In the entries below, count every line with the string "dedicata". State the count and nothing else.

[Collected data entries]
□ □ □ □ □ □ □

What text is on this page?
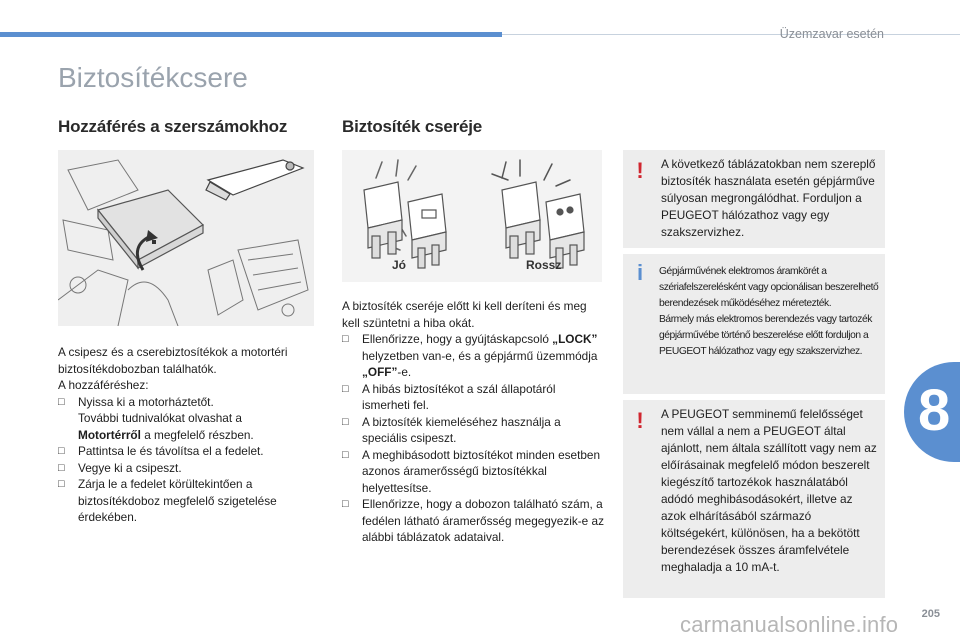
Üzemzavar esetén
Biztosítékcsere
Hozzáférés a szerszámokhoz

A csipesz és a cserebiztosítékok a motortéri biztosítékdobozban találhatók.

A hozzáféréshez:

□ Nyissa ki a motorháztetőt.
További tudnivalókat olvashat a Motortérről a megfelelő részben.
□ Pattintsa le és távolítsa el a fedelet.
□ Vegye ki a csipeszt.
□ Zárja le a fedelet körültekintően a biztosítékdoboz megfelelő szigetelése érdekében.
Biztosíték cseréje
Jó	Rossz

A biztosíték cseréje előtt ki kell deríteni és meg kell szüntetni a hiba okát.

□ Ellenőrizze, hogy a gyújtáskapcsoló „LOCK” helyzetben van-e, és a gépjármű üzemmódja „OFF”-e.
□ A hibás biztosítékot a szál állapotáról ismerheti fel.
□ A biztosíték kiemeléséhez használja a speciális csipeszt.
□ A meghibásodott biztosítékot minden esetben azonos áramerősségű biztosítékkal helyettesítse.
□ Ellenőrizze, hogy a dobozon található szám, a fedélen látható áramerősség megegyezik-e az alábbi táblázatok adataival.
! A következő táblázatokban nem szereplő biztosíték használata esetén gépjárműve súlyosan megrongálódhat. Forduljon a PEUGEOT hálózathoz vagy egy szakszervizhez.
i Gépjárművének elektromos áramkörét a szériafelszerelésként vagy opcionálisan beszerelhető berendezések működéséhez méretezték.
Bármely más elektromos berendezés vagy tartozék gépjárművébe történő beszerelése előtt forduljon a PEUGEOT hálózathoz vagy egy szakszervizhez.
! A PEUGEOT semminemű felelősséget nem vállal a nem a PEUGEOT által ajánlott, nem általa szállított vagy nem az előírásainak megfelelő módon beszerelt kiegészítő tartozékok használatából adódó meghibásodásokért, illetve az azok elhárításából származó költségekért, különösen, ha a bekötött berendezések összes áramfelvétele meghaladja a 10 mA-t.
8
205
carmanualsonline.info
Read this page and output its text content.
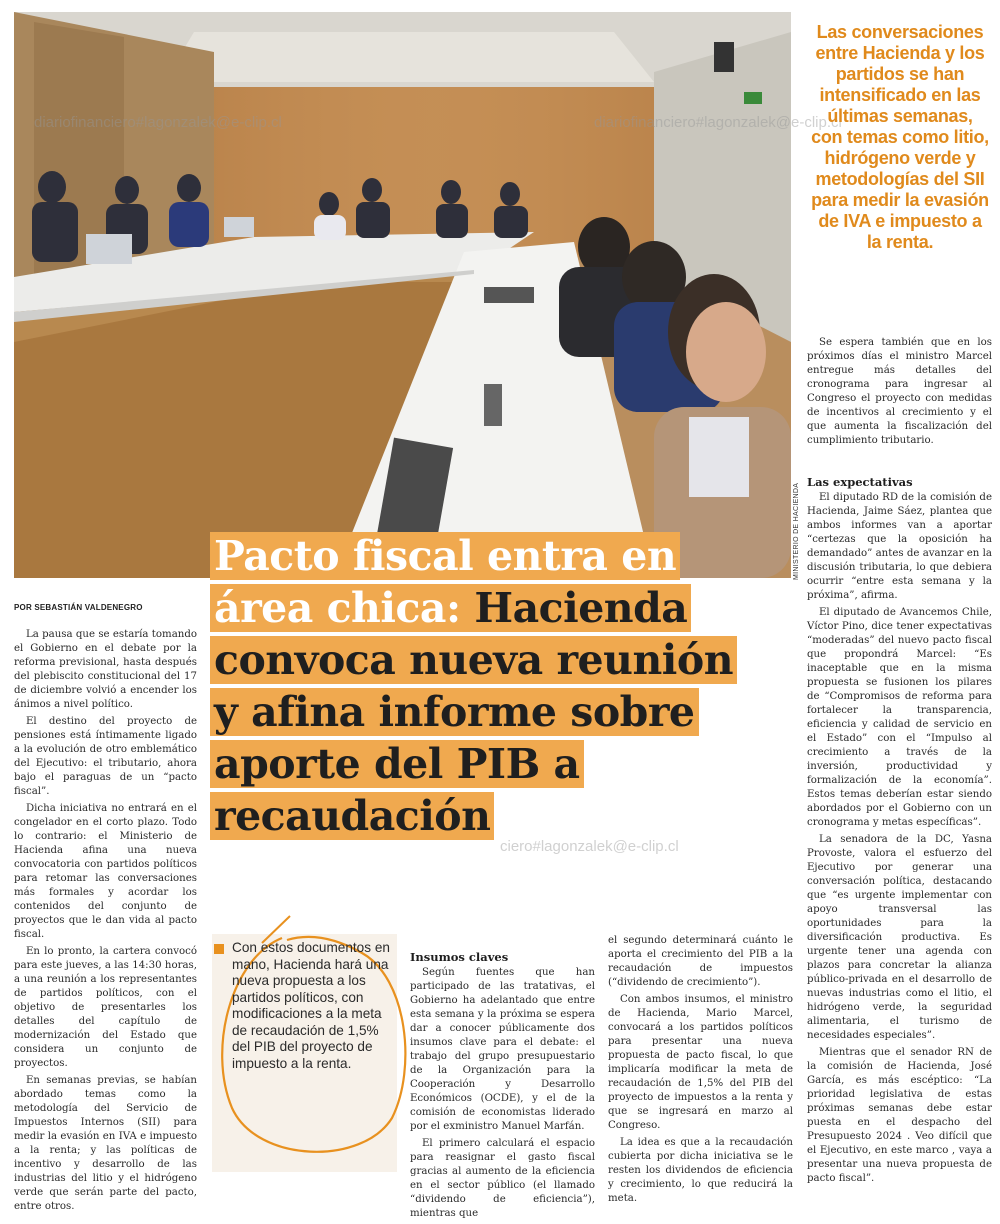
diariofinanciero#lagonzalek@e-clip.cl	diariofinanciero#lagonzalek@e-clip.cl
MINISTERIO DE HACIENDA
Las conversaciones entre Hacienda y los partidos se han intensificado en las últimas semanas, con temas como litio, hidrógeno verde y metodologías del SII para medir la evasión de IVA e impuesto a la renta.
Pacto fiscal entra en
área chica: Hacienda
convoca nueva reunión
y afina informe sobre
aporte del PIB a
recaudación
ciero#lagonzalek@e-clip.cl
POR SEBASTIÁN VALDENEGRO

La pausa que se estaría tomando el Gobierno en el debate por la reforma previsional, hasta después del plebiscito constitucional del 17 de diciembre volvió a encender los ánimos a nivel político.

El destino del proyecto de pensiones está íntimamente ligado a la evolución de otro emblemático del Ejecutivo: el tributario, ahora bajo el paraguas de un “pacto fiscal”.

Dicha iniciativa no entrará en el congelador en el corto plazo. Todo lo contrario: el Ministerio de Hacienda afina una nueva convocatoria con partidos políticos para retomar las conversaciones más formales y acordar los contenidos del conjunto de proyectos que le dan vida al pacto fiscal.

En lo pronto, la cartera convocó para este jueves, a las 14:30 horas, a una reunión a los representantes de partidos políticos, con el objetivo de presentarles los detalles del capítulo de modernización del Estado que considera un conjunto de proyectos.

En semanas previas, se habían abordado temas como la metodología del Servicio de Impuestos Internos (SII) para medir la evasión en IVA e impuesto a la renta; y las políticas de incentivo y desarrollo de las industrias del litio y el hidrógeno verde que serán parte del pacto, entre otros.

Con estos documentos en mano, Hacienda hará una nueva propuesta a los partidos políticos, con modificaciones a la meta de recaudación de 1,5% del PIB del proyecto de impuesto a la renta.
Insumos claves

Según fuentes que han participado de las tratativas, el Gobierno ha adelantado que entre esta semana y la próxima se espera dar a conocer públicamente dos insumos clave para el debate: el trabajo del grupo presupuestario de la Organización para la Cooperación y Desarrollo Económicos (OCDE), y el de la comisión de economistas liderado por el exministro Manuel Marfán.

El primero calculará el espacio para reasignar el gasto fiscal gracias al aumento de la eficiencia en el sector público (el llamado “dividendo de eficiencia”), mientras que

el segundo determinará cuánto le aporta el crecimiento del PIB a la recaudación de impuestos (“dividendo de crecimiento”).

Con ambos insumos, el ministro de Hacienda, Mario Marcel, convocará a los partidos políticos para presentar una nueva propuesta de pacto fiscal, lo que implicaría modificar la meta de recaudación de 1,5% del PIB del proyecto de impuestos a la renta y que se ingresará en marzo al Congreso.

La idea es que a la recaudación cubierta por dicha iniciativa se le resten los dividendos de eficiencia y crecimiento, lo que reducirá la meta.

Se espera también que en los próximos días el ministro Marcel entregue más detalles del cronograma para ingresar al Congreso el proyecto con medidas de incentivos al crecimiento y el que aumenta la fiscalización del cumplimiento tributario.

Las expectativas

El diputado RD de la comisión de Hacienda, Jaime Sáez, plantea que ambos informes van a aportar “certezas que la oposición ha demandado” antes de avanzar en la discusión tributaria, lo que debiera ocurrir “entre esta semana y la próxima”, afirma.

El diputado de Avancemos Chile, Víctor Pino, dice tener expectativas “moderadas” del nuevo pacto fiscal que propondrá Marcel: “Es inaceptable que en la misma propuesta se fusionen los pilares de “Compromisos de reforma para fortalecer la transparencia, eficiencia y calidad de servicio en el Estado” con el “Impulso al crecimiento a través de la inversión, productividad y formalización de la economía”. Estos temas deberían estar siendo abordados por el Gobierno con un cronograma y metas específicas”.

La senadora de la DC, Yasna Provoste, valora el esfuerzo del Ejecutivo por generar una conversación política, destacando que “es urgente implementar con apoyo transversal las oportunidades para la diversificación productiva. Es urgente tener una agenda con plazos para concretar la alianza público-privada en el desarrollo de nuevas industrias como el litio, el hidrógeno verde, la seguridad alimentaria, el turismo de necesidades especiales”.

Mientras que el senador RN de la comisión de Hacienda, José García, es más escéptico: “La prioridad legislativa de estas próximas semanas debe estar puesta en el despacho del Presupuesto 2024 . Veo difícil que el Ejecutivo, en este marco , vaya a presentar una nueva propuesta de pacto fiscal”.
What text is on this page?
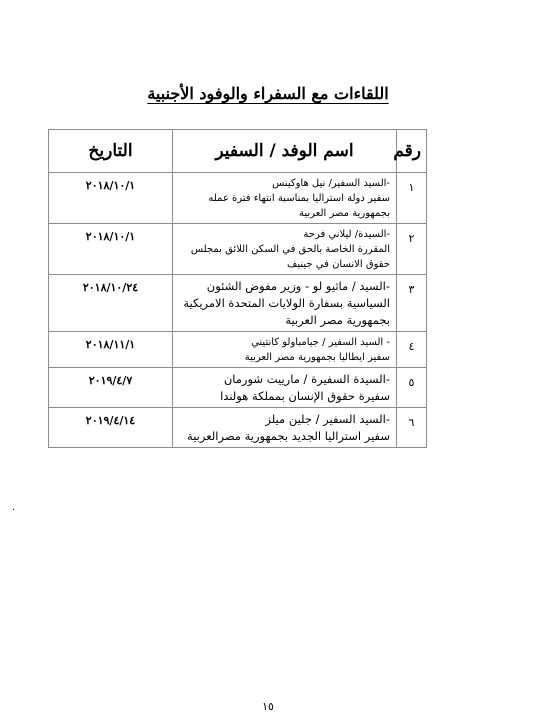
اللقاءات مع السفراء والوفود الأجنبية
رقم	اسم الوفد / السفير	التاريخ
١	-السيد السفير/ نيل هاوكينس
سفير دولة استراليا بمناسبة انتهاء فترة عمله
بجمهورية مصر العربية	٢٠١٨/١٠/١
٢	-السيدة/ ليلاني فرحة
المقررة الخاصة بالحق في السكن اللائق بمجلس
حقوق الانسان في جينيف	٢٠١٨/١٠/١
٣	-السيد / ماثيو لو - وزير مفوض الشئون
السياسية بسفارة الولايات المتحدة الامريكية
بجمهورية مصر العربية	٢٠١٨/١٠/٢٤
٤	- السيد السفير / جيامباولو كانتيني
سفير ايطاليا بجمهورية مصر العربية	٢٠١٨/١١/١
٥	-السيدة السفيرة / مارييت شورمان
سفيرة حقوق الإنسان بمملكة هولندا	٢٠١٩/٤/٧
٦	-السيد السفير / جلين ميلز
سفير استراليا الجديد بجمهورية مصرالعربية	٢٠١٩/٤/١٤
.
١٥
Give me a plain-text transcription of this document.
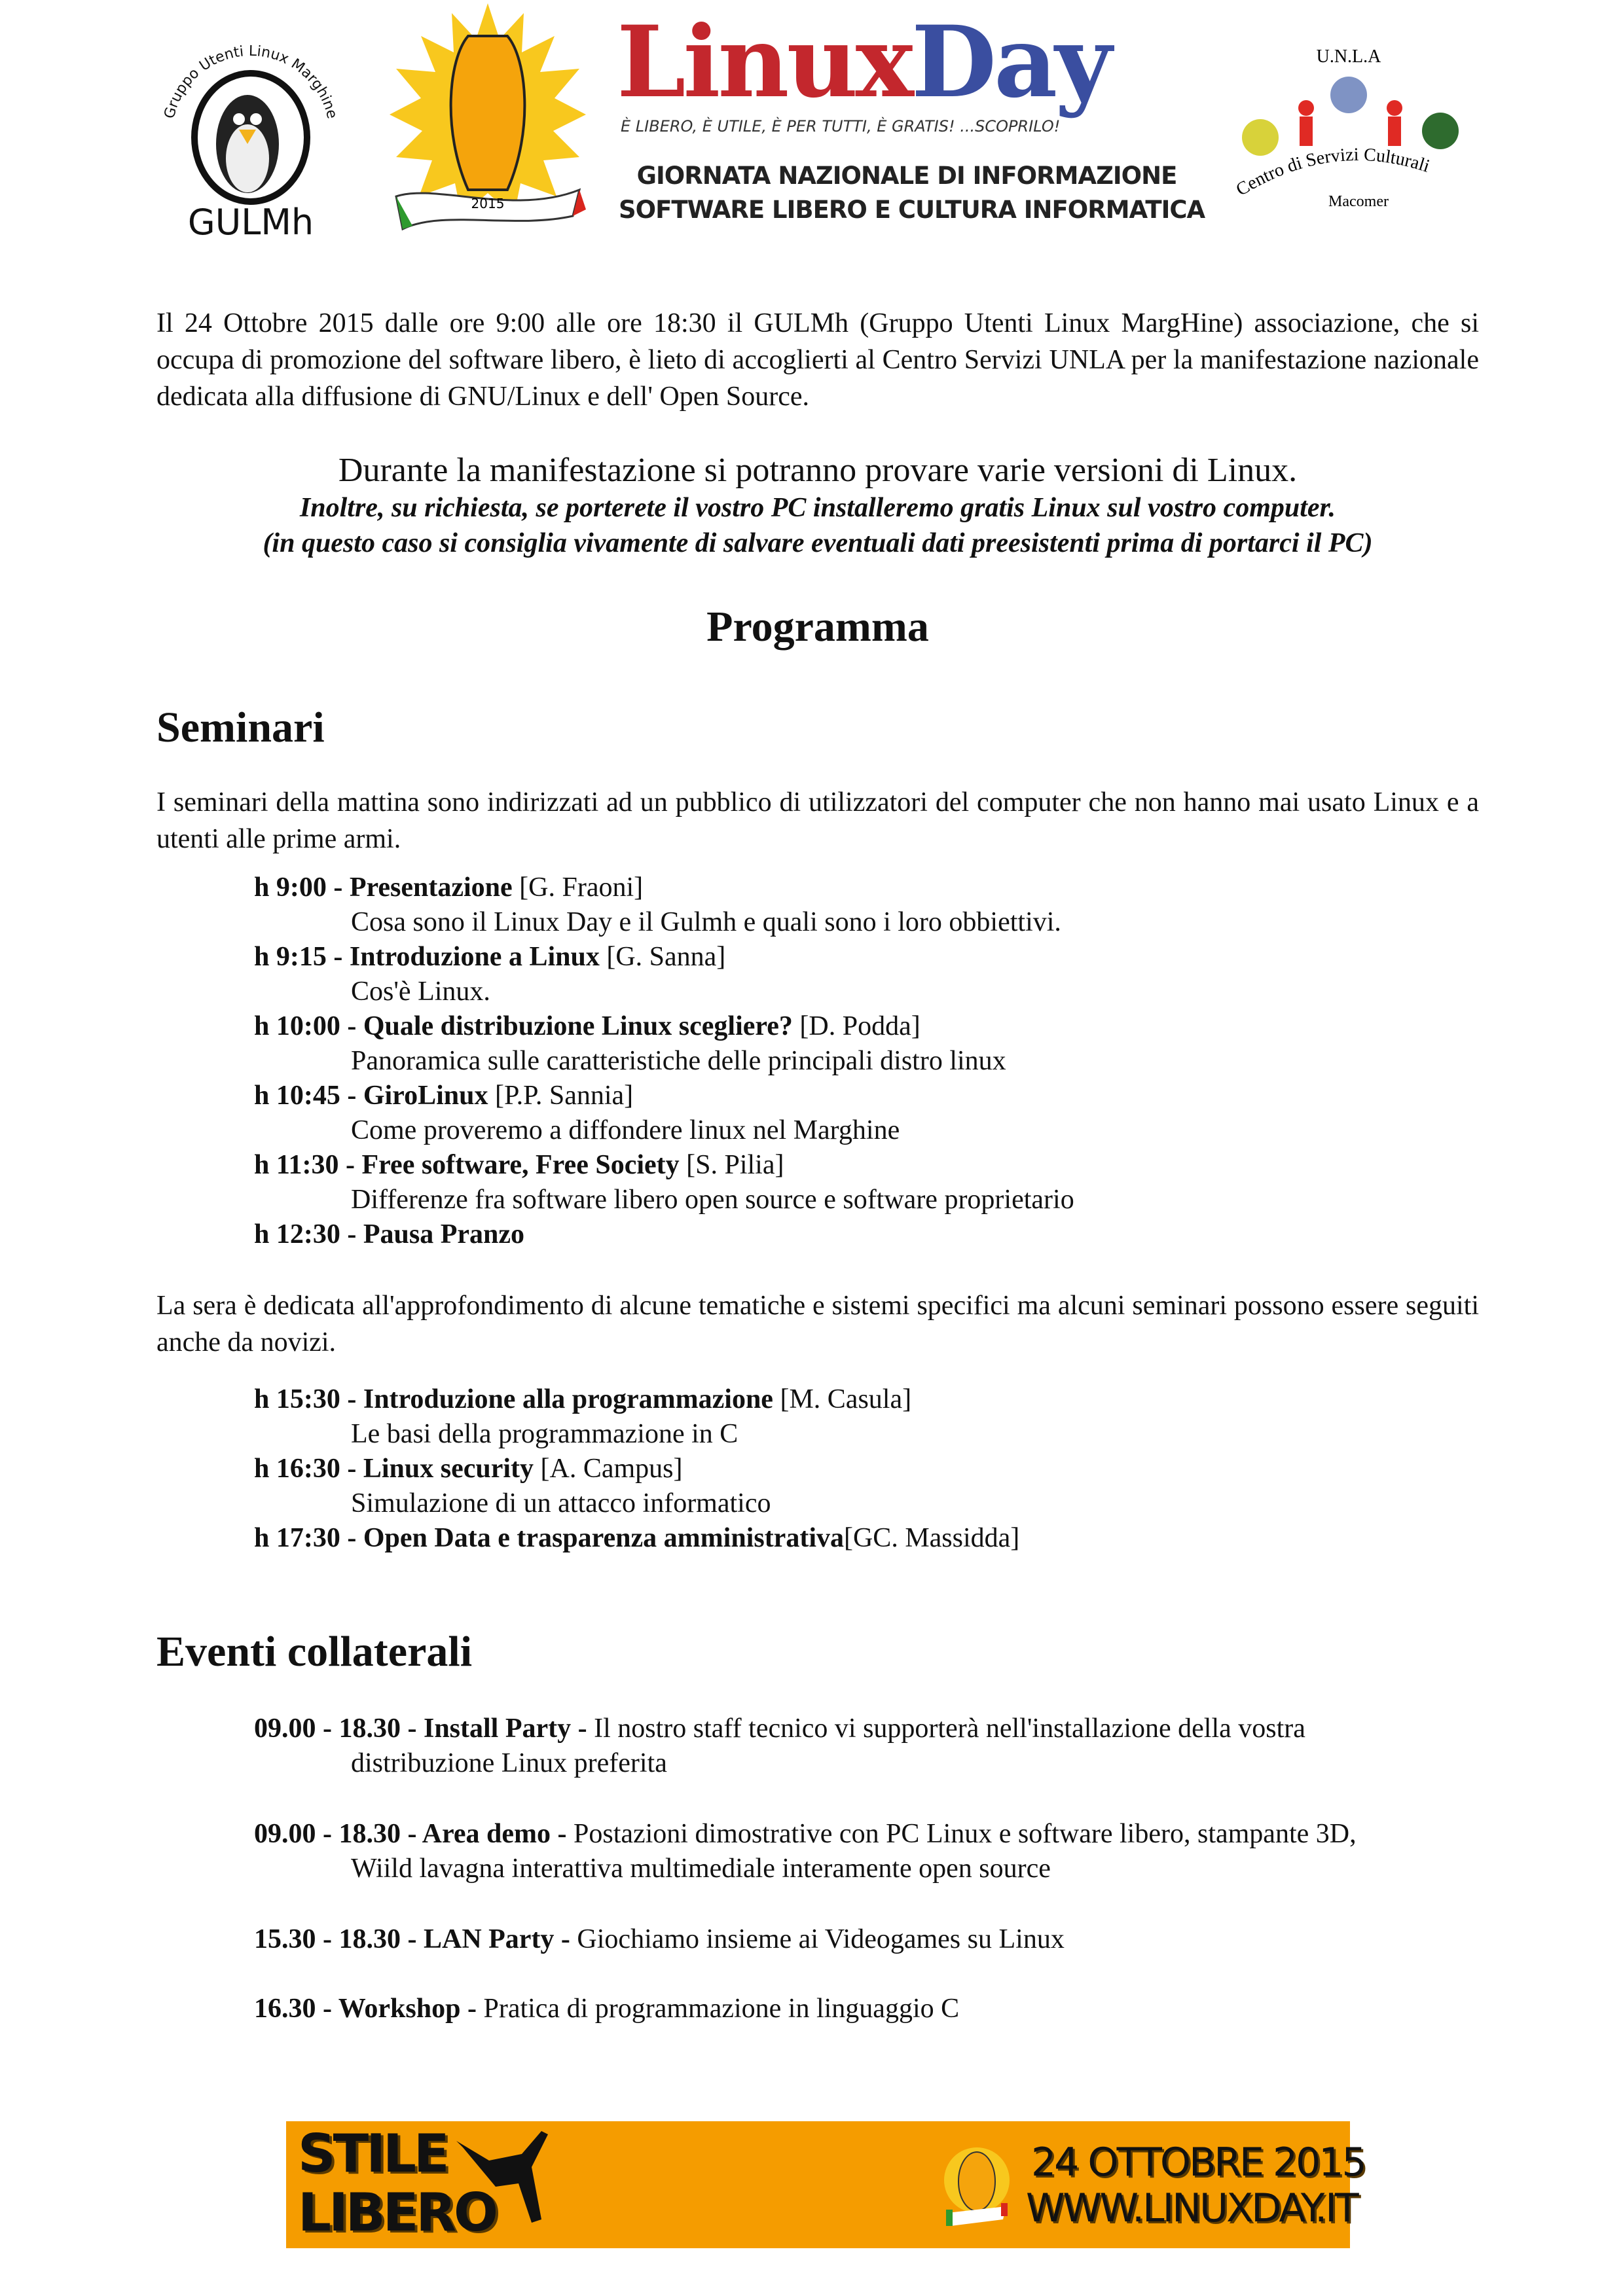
Gruppo Utenti Linux Marghine
GULMh	2015
LinuxDay
È LIBERO, È UTILE, È PER TUTTI, È GRATIS! ...SCOPRILO!
GIORNATA NAZIONALE DI INFORMAZIONE
SOFTWARE LIBERO E CULTURA INFORMATICA
U.N.L.A
Centro di Servizi Culturali
Macomer
Il 24 Ottobre 2015 dalle ore 9:00 alle ore 18:30 il GULMh (Gruppo Utenti Linux MargHine) associazione, che si occupa di promozione del software libero, è lieto di accoglierti al Centro Servizi UNLA per la manifestazione nazionale dedicata alla diffusione di GNU/Linux e dell' Open Source.
Durante la manifestazione si potranno provare varie versioni di Linux.
Inoltre, su richiesta, se porterete il vostro PC installeremo gratis Linux sul vostro computer.
(in questo caso si consiglia vivamente di salvare eventuali dati preesistenti prima di portarci il PC)
Programma
Seminari
I seminari della mattina sono indirizzati ad un pubblico di utilizzatori del computer che non hanno mai usato Linux e a utenti alle prime armi.
h 9:00 - Presentazione [G. Fraoni]
Cosa sono il Linux Day e il Gulmh e quali sono i loro obbiettivi.
h 9:15 - Introduzione a Linux [G. Sanna]
Cos'è Linux.
h 10:00 - Quale distribuzione Linux scegliere? [D. Podda]
Panoramica sulle caratteristiche delle principali distro linux
h 10:45 - GiroLinux [P.P. Sannia]
Come proveremo a diffondere linux nel Marghine
h 11:30 - Free software, Free Society [S. Pilia]
Differenze fra software libero open source e software proprietario
h 12:30 - Pausa Pranzo
La sera è dedicata all'approfondimento di alcune tematiche e sistemi specifici ma alcuni seminari possono essere seguiti anche da novizi.
h 15:30 - Introduzione alla programmazione [M. Casula]
Le basi della programmazione in C
h 16:30 - Linux security [A. Campus]
Simulazione di un attacco informatico
h 17:30 - Open Data e trasparenza amministrativa[GC. Massidda]
Eventi collaterali
09.00 - 18.30 - Install Party - Il nostro staff tecnico vi supporterà nell'installazione della vostra
distribuzione Linux preferita
09.00 - 18.30 - Area demo - Postazioni dimostrative con PC Linux e software libero, stampante 3D,
Wiild lavagna interattiva multimediale interamente open source
15.30 - 18.30 - LAN Party - Giochiamo insieme ai Videogames su Linux
16.30 - Workshop - Pratica di programmazione in linguaggio C
STILE
LIBERO
24 OTTOBRE 2015
WWW.LINUXDAY.IT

□ □ □ □ □ □ □

- **Completed exercise**
2